### Task brief:
Transcribe every line below exactly; no image goes into the output.
===
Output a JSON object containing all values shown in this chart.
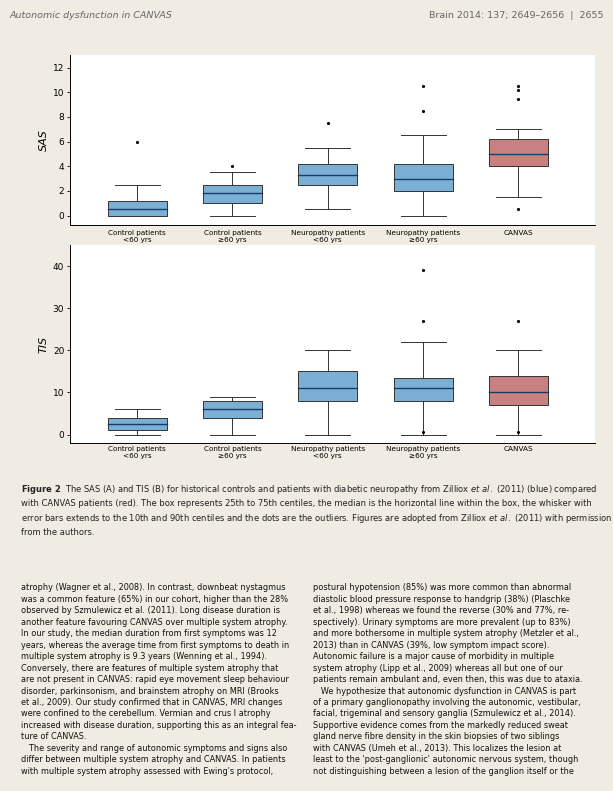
{
  "page_bg": "#f0ece3",
  "figure_bg": "#ffffff",
  "header_left": "Autonomic dysfunction in CANVAS",
  "header_right": "Brain 2014: 137; 2649–2656  |  2655",
  "blue_color": "#7bafd4",
  "red_color": "#c98080",
  "median_color": "#1a3a6a",
  "whisker_color": "#333333",
  "box_edge_color": "#333333",
  "categories_line1": [
    "Control patients",
    "Control patients",
    "Neuropathy patients",
    "Neuropathy patients",
    "CANVAS"
  ],
  "categories_line2": [
    "<60 yrs",
    "≥60 yrs",
    "<60 yrs",
    "≥60 yrs",
    ""
  ],
  "sas": {
    "ylabel": "SAS",
    "ylim": [
      -0.8,
      13
    ],
    "yticks": [
      0,
      2,
      4,
      6,
      8,
      10,
      12
    ],
    "q1": [
      0.0,
      1.0,
      2.5,
      2.0,
      4.0
    ],
    "median": [
      0.5,
      1.8,
      3.3,
      3.0,
      5.0
    ],
    "q3": [
      1.2,
      2.5,
      4.2,
      4.2,
      6.2
    ],
    "whislo": [
      0.0,
      0.0,
      0.5,
      0.0,
      1.5
    ],
    "whishi": [
      2.5,
      3.5,
      5.5,
      6.5,
      7.0
    ],
    "fliers_high": [
      [
        6.0
      ],
      [
        4.0
      ],
      [
        7.5
      ],
      [
        8.5,
        10.5
      ],
      [
        9.5,
        10.2,
        10.5
      ]
    ],
    "fliers_low": [
      [],
      [],
      [],
      [],
      [
        0.5
      ]
    ]
  },
  "tis": {
    "ylabel": "TIS",
    "ylim": [
      -2,
      45
    ],
    "yticks": [
      0,
      10,
      20,
      30,
      40
    ],
    "q1": [
      1.0,
      4.0,
      8.0,
      8.0,
      7.0
    ],
    "median": [
      2.5,
      6.0,
      11.0,
      11.0,
      10.0
    ],
    "q3": [
      4.0,
      8.0,
      15.0,
      13.5,
      14.0
    ],
    "whislo": [
      0.0,
      0.0,
      0.0,
      0.0,
      0.0
    ],
    "whishi": [
      6.0,
      9.0,
      20.0,
      22.0,
      20.0
    ],
    "fliers_high": [
      [],
      [],
      [],
      [
        39.0
      ],
      []
    ],
    "fliers_low": [
      [],
      [],
      [],
      [
        0.5
      ],
      [
        0.5
      ]
    ],
    "fliers_mid": [
      [],
      [],
      [],
      [
        27.0
      ],
      [
        27.0
      ]
    ]
  },
  "col1_text": "atrophy (Wagner et al., 2008). In contrast, downbeat nystagmus\nwas a common feature (65%) in our cohort, higher than the 28%\nobserved by Szmulewicz et al. (2011). Long disease duration is\nanother feature favouring CANVAS over multiple system atrophy.\nIn our study, the median duration from first symptoms was 12\nyears, whereas the average time from first symptoms to death in\nmultiple system atrophy is 9.3 years (Wenning et al., 1994).\nConversely, there are features of multiple system atrophy that\nare not present in CANVAS: rapid eye movement sleep behaviour\ndisorder, parkinsonism, and brainstem atrophy on MRI (Brooks\net al., 2009). Our study confirmed that in CANVAS, MRI changes\nwere confined to the cerebellum. Vermian and crus I atrophy\nincreased with disease duration, supporting this as an integral fea-\nture of CANVAS.\n   The severity and range of autonomic symptoms and signs also\ndiffer between multiple system atrophy and CANVAS. In patients\nwith multiple system atrophy assessed with Ewing's protocol,",
  "col2_text": "postural hypotension (85%) was more common than abnormal\ndiastolic blood pressure response to handgrip (38%) (Plaschke\net al., 1998) whereas we found the reverse (30% and 77%, re-\nspectively). Urinary symptoms are more prevalent (up to 83%)\nand more bothersome in multiple system atrophy (Metzler et al.,\n2013) than in CANVAS (39%, low symptom impact score).\nAutonomic failure is a major cause of morbidity in multiple\nsystem atrophy (Lipp et al., 2009) whereas all but one of our\npatients remain ambulant and, even then, this was due to ataxia.\n   We hypothesize that autonomic dysfunction in CANVAS is part\nof a primary ganglionopathy involving the autonomic, vestibular,\nfacial, trigeminal and sensory ganglia (Szmulewicz et al., 2014).\nSupportive evidence comes from the markedly reduced sweat\ngland nerve fibre density in the skin biopsies of two siblings\nwith CANVAS (Umeh et al., 2013). This localizes the lesion at\nleast to the 'post-ganglionic' autonomic nervous system, though\nnot distinguishing between a lesion of the ganglion itself or the"
}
===
### Final answer:
Output a JSON object containing all values shown in this chart.
{
  "page_bg": "#f0ece3",
  "figure_bg": "#ffffff",
  "header_left": "Autonomic dysfunction in CANVAS",
  "header_right": "Brain 2014: 137; 2649–2656  |  2655",
  "blue_color": "#7bafd4",
  "red_color": "#c98080",
  "median_color": "#1a3a6a",
  "whisker_color": "#333333",
  "box_edge_color": "#333333",
  "categories_line1": [
    "Control patients",
    "Control patients",
    "Neuropathy patients",
    "Neuropathy patients",
    "CANVAS"
  ],
  "categories_line2": [
    "<60 yrs",
    "≥60 yrs",
    "<60 yrs",
    "≥60 yrs",
    ""
  ],
  "sas": {
    "ylabel": "SAS",
    "ylim": [
      -0.8,
      13
    ],
    "yticks": [
      0,
      2,
      4,
      6,
      8,
      10,
      12
    ],
    "q1": [
      0.0,
      1.0,
      2.5,
      2.0,
      4.0
    ],
    "median": [
      0.5,
      1.8,
      3.3,
      3.0,
      5.0
    ],
    "q3": [
      1.2,
      2.5,
      4.2,
      4.2,
      6.2
    ],
    "whislo": [
      0.0,
      0.0,
      0.5,
      0.0,
      1.5
    ],
    "whishi": [
      2.5,
      3.5,
      5.5,
      6.5,
      7.0
    ],
    "fliers_high": [
      [
        6.0
      ],
      [
        4.0
      ],
      [
        7.5
      ],
      [
        8.5,
        10.5
      ],
      [
        9.5,
        10.2,
        10.5
      ]
    ],
    "fliers_low": [
      [],
      [],
      [],
      [],
      [
        0.5
      ]
    ]
  },
  "tis": {
    "ylabel": "TIS",
    "ylim": [
      -2,
      45
    ],
    "yticks": [
      0,
      10,
      20,
      30,
      40
    ],
    "q1": [
      1.0,
      4.0,
      8.0,
      8.0,
      7.0
    ],
    "median": [
      2.5,
      6.0,
      11.0,
      11.0,
      10.0
    ],
    "q3": [
      4.0,
      8.0,
      15.0,
      13.5,
      14.0
    ],
    "whislo": [
      0.0,
      0.0,
      0.0,
      0.0,
      0.0
    ],
    "whishi": [
      6.0,
      9.0,
      20.0,
      22.0,
      20.0
    ],
    "fliers_high": [
      [],
      [],
      [],
      [
        39.0
      ],
      []
    ],
    "fliers_low": [
      [],
      [],
      [],
      [
        0.5
      ],
      [
        0.5
      ]
    ],
    "fliers_mid": [
      [],
      [],
      [],
      [
        27.0
      ],
      [
        27.0
      ]
    ]
  },
  "col1_text": "atrophy (Wagner et al., 2008). In contrast, downbeat nystagmus\nwas a common feature (65%) in our cohort, higher than the 28%\nobserved by Szmulewicz et al. (2011). Long disease duration is\nanother feature favouring CANVAS over multiple system atrophy.\nIn our study, the median duration from first symptoms was 12\nyears, whereas the average time from first symptoms to death in\nmultiple system atrophy is 9.3 years (Wenning et al., 1994).\nConversely, there are features of multiple system atrophy that\nare not present in CANVAS: rapid eye movement sleep behaviour\ndisorder, parkinsonism, and brainstem atrophy on MRI (Brooks\net al., 2009). Our study confirmed that in CANVAS, MRI changes\nwere confined to the cerebellum. Vermian and crus I atrophy\nincreased with disease duration, supporting this as an integral fea-\nture of CANVAS.\n   The severity and range of autonomic symptoms and signs also\ndiffer between multiple system atrophy and CANVAS. In patients\nwith multiple system atrophy assessed with Ewing's protocol,",
  "col2_text": "postural hypotension (85%) was more common than abnormal\ndiastolic blood pressure response to handgrip (38%) (Plaschke\net al., 1998) whereas we found the reverse (30% and 77%, re-\nspectively). Urinary symptoms are more prevalent (up to 83%)\nand more bothersome in multiple system atrophy (Metzler et al.,\n2013) than in CANVAS (39%, low symptom impact score).\nAutonomic failure is a major cause of morbidity in multiple\nsystem atrophy (Lipp et al., 2009) whereas all but one of our\npatients remain ambulant and, even then, this was due to ataxia.\n   We hypothesize that autonomic dysfunction in CANVAS is part\nof a primary ganglionopathy involving the autonomic, vestibular,\nfacial, trigeminal and sensory ganglia (Szmulewicz et al., 2014).\nSupportive evidence comes from the markedly reduced sweat\ngland nerve fibre density in the skin biopsies of two siblings\nwith CANVAS (Umeh et al., 2013). This localizes the lesion at\nleast to the 'post-ganglionic' autonomic nervous system, though\nnot distinguishing between a lesion of the ganglion itself or the"
}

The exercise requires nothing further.